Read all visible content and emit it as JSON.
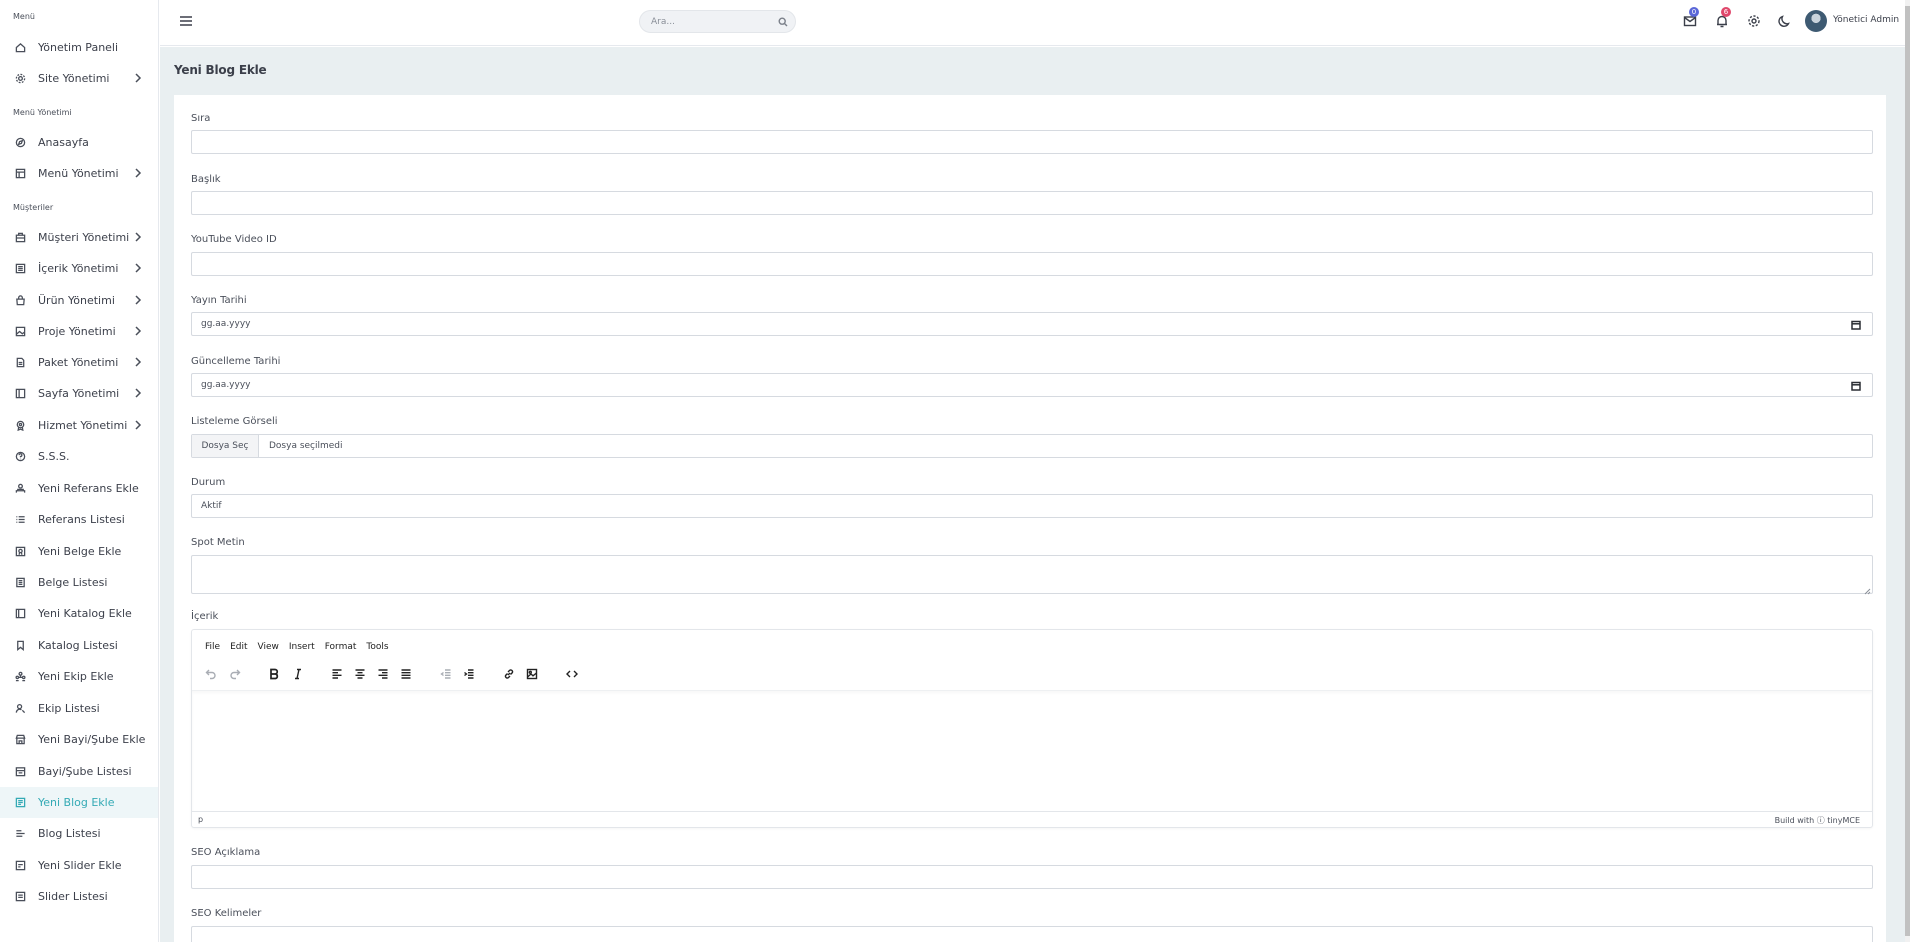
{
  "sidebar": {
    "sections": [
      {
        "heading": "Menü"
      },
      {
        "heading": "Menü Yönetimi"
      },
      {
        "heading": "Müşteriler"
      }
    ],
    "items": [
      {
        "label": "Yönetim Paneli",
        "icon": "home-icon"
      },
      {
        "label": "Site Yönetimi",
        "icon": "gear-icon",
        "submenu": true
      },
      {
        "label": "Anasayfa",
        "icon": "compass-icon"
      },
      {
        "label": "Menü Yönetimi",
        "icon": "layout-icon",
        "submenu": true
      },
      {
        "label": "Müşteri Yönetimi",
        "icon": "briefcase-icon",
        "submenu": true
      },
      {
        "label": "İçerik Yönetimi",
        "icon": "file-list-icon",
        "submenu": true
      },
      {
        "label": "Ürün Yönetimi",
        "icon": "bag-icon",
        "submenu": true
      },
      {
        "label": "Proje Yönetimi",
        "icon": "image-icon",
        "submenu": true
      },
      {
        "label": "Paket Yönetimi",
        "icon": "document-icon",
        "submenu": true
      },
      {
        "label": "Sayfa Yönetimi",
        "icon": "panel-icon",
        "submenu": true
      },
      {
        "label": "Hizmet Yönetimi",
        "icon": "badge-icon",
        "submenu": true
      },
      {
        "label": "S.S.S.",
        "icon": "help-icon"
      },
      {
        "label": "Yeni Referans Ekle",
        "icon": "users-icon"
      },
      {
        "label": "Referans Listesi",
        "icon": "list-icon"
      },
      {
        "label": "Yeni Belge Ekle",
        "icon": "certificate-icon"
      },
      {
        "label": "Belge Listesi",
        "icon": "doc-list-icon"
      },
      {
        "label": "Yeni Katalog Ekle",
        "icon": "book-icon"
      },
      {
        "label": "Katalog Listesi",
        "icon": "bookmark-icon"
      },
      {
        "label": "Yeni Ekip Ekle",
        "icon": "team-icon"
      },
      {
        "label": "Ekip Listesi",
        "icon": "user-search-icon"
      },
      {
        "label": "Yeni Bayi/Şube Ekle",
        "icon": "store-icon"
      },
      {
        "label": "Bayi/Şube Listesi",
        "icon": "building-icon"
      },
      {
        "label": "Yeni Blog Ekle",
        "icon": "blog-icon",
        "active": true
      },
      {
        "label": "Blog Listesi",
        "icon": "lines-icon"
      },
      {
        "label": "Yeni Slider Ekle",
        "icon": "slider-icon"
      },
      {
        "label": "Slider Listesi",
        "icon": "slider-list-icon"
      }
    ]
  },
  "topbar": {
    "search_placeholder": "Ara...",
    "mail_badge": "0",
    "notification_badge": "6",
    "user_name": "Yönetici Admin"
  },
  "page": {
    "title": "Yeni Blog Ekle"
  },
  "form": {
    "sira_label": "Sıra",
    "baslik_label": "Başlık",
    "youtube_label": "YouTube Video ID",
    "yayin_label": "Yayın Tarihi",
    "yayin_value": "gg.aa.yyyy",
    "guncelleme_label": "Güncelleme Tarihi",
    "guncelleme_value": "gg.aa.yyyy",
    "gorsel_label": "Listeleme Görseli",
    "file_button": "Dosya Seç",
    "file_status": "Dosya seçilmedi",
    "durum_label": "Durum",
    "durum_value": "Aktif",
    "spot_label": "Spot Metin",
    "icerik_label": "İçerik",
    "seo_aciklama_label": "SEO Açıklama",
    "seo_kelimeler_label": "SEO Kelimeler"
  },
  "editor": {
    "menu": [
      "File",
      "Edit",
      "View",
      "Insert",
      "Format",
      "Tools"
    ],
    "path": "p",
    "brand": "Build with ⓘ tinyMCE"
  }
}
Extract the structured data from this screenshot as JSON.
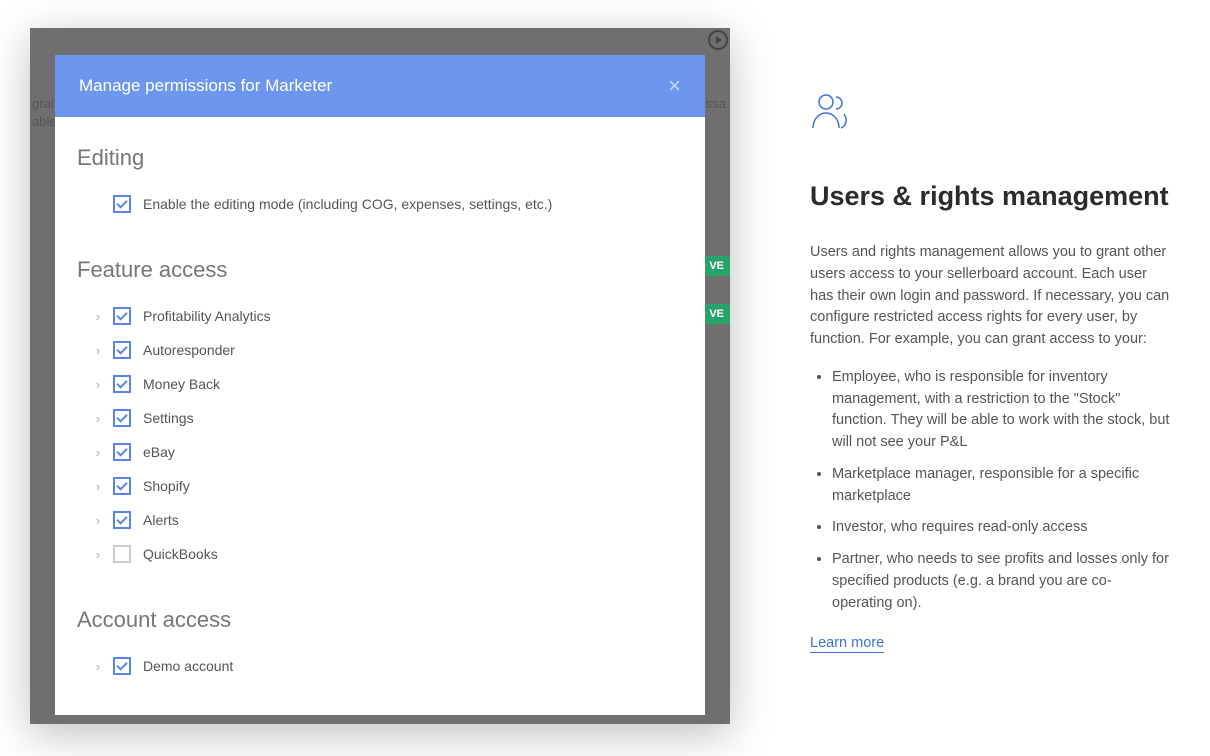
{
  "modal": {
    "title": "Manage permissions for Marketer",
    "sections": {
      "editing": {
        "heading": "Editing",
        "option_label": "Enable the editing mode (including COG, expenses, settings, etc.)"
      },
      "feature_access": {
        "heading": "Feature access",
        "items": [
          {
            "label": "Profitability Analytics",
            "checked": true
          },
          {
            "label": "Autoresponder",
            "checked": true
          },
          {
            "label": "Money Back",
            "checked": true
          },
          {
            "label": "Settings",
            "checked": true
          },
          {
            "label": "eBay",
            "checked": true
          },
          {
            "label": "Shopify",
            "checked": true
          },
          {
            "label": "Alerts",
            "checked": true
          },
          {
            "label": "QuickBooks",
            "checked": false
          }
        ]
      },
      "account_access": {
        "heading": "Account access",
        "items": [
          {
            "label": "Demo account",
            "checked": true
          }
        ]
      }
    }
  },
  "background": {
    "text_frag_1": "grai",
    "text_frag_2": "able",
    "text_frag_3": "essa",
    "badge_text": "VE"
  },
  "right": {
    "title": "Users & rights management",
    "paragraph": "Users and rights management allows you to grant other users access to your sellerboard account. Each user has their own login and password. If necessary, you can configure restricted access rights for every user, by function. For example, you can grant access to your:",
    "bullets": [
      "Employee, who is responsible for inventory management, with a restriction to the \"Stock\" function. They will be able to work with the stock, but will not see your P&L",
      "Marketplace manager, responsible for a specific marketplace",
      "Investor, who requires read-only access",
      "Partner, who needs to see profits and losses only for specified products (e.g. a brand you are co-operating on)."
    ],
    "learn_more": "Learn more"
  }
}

——————

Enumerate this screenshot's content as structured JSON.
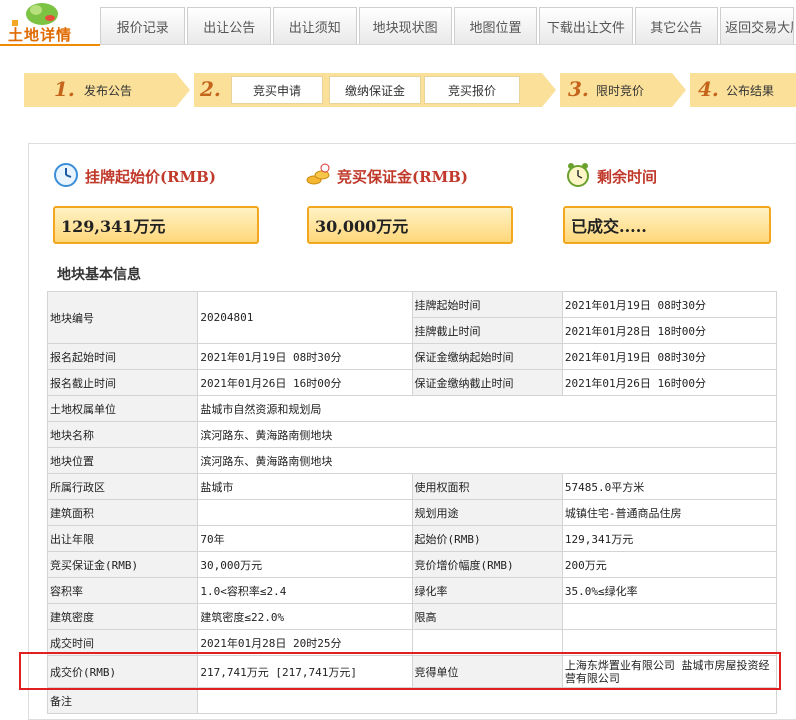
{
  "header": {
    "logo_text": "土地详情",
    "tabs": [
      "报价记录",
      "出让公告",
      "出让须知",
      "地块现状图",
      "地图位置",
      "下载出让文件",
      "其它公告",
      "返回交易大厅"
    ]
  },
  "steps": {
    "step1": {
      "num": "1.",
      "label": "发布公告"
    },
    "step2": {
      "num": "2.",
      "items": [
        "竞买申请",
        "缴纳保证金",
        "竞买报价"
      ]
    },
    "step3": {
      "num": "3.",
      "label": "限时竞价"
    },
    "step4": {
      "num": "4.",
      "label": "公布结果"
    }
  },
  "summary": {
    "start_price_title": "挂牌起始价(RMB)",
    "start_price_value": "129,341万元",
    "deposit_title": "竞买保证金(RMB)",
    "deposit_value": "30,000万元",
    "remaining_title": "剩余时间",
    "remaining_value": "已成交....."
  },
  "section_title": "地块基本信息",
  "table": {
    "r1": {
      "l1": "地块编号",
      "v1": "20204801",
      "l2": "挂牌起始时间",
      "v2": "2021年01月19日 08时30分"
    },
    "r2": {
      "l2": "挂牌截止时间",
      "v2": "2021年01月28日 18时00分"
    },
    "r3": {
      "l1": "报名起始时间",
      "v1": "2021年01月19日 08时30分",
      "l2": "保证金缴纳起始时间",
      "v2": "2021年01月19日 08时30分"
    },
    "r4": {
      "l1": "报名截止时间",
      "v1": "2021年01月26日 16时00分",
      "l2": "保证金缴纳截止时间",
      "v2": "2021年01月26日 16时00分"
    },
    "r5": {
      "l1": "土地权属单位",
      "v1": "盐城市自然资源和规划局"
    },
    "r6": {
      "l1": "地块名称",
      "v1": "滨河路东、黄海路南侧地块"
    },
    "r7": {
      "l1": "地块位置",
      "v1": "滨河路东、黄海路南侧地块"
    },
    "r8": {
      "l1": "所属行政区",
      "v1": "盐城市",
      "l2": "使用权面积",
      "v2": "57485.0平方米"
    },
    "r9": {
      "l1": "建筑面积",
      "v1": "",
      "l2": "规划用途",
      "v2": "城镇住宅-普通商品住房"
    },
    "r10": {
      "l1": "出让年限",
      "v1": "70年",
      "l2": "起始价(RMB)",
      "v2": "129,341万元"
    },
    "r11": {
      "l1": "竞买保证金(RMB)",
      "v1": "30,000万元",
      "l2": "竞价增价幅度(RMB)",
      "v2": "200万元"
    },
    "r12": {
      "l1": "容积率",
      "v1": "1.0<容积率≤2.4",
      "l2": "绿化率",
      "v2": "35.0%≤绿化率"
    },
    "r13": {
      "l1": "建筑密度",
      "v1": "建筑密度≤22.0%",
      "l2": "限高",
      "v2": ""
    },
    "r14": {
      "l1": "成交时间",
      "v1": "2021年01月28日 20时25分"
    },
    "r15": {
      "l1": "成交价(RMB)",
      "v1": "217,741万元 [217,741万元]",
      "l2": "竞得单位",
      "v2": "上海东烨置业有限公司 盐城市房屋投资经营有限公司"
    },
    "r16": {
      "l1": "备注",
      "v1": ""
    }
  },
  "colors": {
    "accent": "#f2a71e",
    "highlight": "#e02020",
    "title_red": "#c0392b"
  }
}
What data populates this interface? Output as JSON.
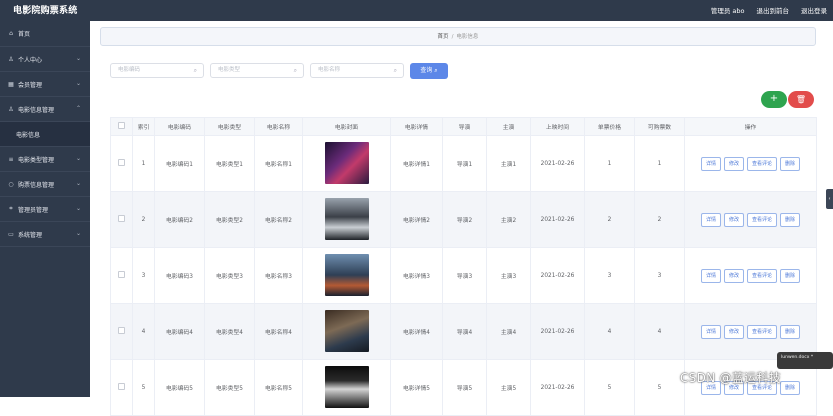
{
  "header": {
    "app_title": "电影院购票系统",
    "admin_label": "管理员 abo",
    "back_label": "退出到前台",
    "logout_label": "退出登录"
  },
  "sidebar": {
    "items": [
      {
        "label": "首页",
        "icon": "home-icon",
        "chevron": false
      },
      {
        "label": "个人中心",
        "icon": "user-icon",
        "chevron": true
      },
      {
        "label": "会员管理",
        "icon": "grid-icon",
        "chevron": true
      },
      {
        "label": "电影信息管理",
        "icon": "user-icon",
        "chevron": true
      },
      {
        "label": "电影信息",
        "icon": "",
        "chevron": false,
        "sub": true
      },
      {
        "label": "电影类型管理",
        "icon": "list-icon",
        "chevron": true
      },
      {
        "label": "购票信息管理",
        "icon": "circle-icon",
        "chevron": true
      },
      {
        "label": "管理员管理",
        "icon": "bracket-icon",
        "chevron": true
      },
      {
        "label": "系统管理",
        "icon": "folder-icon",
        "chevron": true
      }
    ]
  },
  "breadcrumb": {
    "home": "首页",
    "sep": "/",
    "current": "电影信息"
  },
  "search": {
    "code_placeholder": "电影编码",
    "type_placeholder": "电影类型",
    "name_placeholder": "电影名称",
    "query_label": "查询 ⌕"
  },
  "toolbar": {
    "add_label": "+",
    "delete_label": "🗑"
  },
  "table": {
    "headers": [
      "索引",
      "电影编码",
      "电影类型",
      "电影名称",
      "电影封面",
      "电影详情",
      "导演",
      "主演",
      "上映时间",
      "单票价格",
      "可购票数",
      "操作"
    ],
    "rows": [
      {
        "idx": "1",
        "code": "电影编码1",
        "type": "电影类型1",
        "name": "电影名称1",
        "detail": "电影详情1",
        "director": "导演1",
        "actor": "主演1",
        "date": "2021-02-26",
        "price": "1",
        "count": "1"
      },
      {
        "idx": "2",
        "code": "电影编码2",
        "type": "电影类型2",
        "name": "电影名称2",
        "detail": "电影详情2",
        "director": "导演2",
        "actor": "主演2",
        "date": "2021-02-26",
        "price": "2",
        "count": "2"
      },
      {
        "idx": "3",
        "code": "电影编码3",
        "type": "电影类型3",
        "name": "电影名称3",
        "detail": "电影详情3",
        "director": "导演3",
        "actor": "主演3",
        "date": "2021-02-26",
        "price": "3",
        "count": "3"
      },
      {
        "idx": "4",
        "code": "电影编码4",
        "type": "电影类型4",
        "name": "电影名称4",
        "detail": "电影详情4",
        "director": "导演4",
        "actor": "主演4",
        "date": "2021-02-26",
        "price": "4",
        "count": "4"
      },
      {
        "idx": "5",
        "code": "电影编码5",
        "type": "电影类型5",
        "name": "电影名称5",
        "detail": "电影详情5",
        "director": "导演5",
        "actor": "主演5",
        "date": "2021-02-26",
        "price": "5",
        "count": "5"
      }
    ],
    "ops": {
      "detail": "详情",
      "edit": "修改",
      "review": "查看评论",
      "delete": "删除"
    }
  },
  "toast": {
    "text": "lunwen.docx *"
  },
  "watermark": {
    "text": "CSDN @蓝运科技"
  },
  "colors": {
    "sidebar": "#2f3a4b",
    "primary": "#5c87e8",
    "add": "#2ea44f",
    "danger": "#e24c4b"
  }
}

——————

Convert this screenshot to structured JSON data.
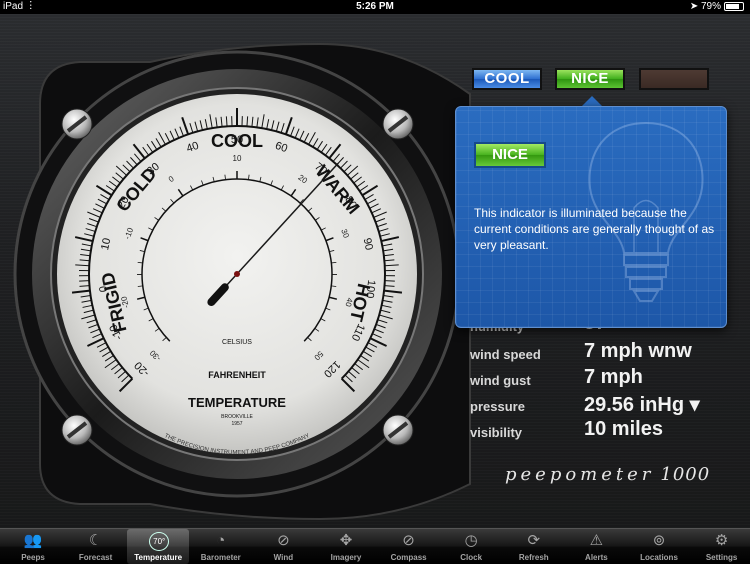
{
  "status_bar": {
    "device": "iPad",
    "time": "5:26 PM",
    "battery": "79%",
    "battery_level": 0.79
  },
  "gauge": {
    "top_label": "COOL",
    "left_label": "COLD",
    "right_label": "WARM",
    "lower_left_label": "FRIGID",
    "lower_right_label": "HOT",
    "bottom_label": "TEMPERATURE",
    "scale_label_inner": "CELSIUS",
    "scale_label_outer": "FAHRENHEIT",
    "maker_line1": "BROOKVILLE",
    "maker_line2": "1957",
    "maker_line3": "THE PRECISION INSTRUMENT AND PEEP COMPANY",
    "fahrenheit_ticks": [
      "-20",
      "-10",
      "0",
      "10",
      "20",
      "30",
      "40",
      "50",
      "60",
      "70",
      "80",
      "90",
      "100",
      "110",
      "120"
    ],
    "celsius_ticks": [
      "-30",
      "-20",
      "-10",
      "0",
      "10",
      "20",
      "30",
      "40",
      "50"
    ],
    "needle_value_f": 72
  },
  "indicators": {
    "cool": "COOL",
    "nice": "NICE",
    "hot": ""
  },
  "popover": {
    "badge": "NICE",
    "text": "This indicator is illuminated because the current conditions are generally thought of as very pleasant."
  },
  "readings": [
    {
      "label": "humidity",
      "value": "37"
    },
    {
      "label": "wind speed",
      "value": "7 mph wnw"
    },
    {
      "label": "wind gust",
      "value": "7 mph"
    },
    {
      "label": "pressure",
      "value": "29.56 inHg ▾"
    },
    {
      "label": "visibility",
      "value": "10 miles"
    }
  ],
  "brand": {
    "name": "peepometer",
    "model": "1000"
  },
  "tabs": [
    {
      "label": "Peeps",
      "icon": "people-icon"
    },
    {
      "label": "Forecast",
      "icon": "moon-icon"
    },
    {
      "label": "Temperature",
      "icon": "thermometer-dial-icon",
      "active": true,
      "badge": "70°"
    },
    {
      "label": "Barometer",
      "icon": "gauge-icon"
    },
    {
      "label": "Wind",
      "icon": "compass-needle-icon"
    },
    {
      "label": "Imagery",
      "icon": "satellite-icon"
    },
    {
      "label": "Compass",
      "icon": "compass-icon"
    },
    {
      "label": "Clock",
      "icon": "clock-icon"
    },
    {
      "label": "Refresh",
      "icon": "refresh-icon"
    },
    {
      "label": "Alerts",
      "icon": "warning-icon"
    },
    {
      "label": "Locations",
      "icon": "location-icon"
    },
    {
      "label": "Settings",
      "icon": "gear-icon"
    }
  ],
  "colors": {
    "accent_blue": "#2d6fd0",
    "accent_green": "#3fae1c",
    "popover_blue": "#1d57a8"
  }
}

——————

* WHAT YOU NEED TO DO
Copy out every line from the records that has the word "rights".

* RESULT OF THIS TASK
    "title": "Users & rights management",
    "paragraph": "Users and rights management allows you to grant other users access to your sellerboard account. Each user has their own login and password. If necessary, you can configure restricted access rights for every user, by function. For example, you can grant access to your:",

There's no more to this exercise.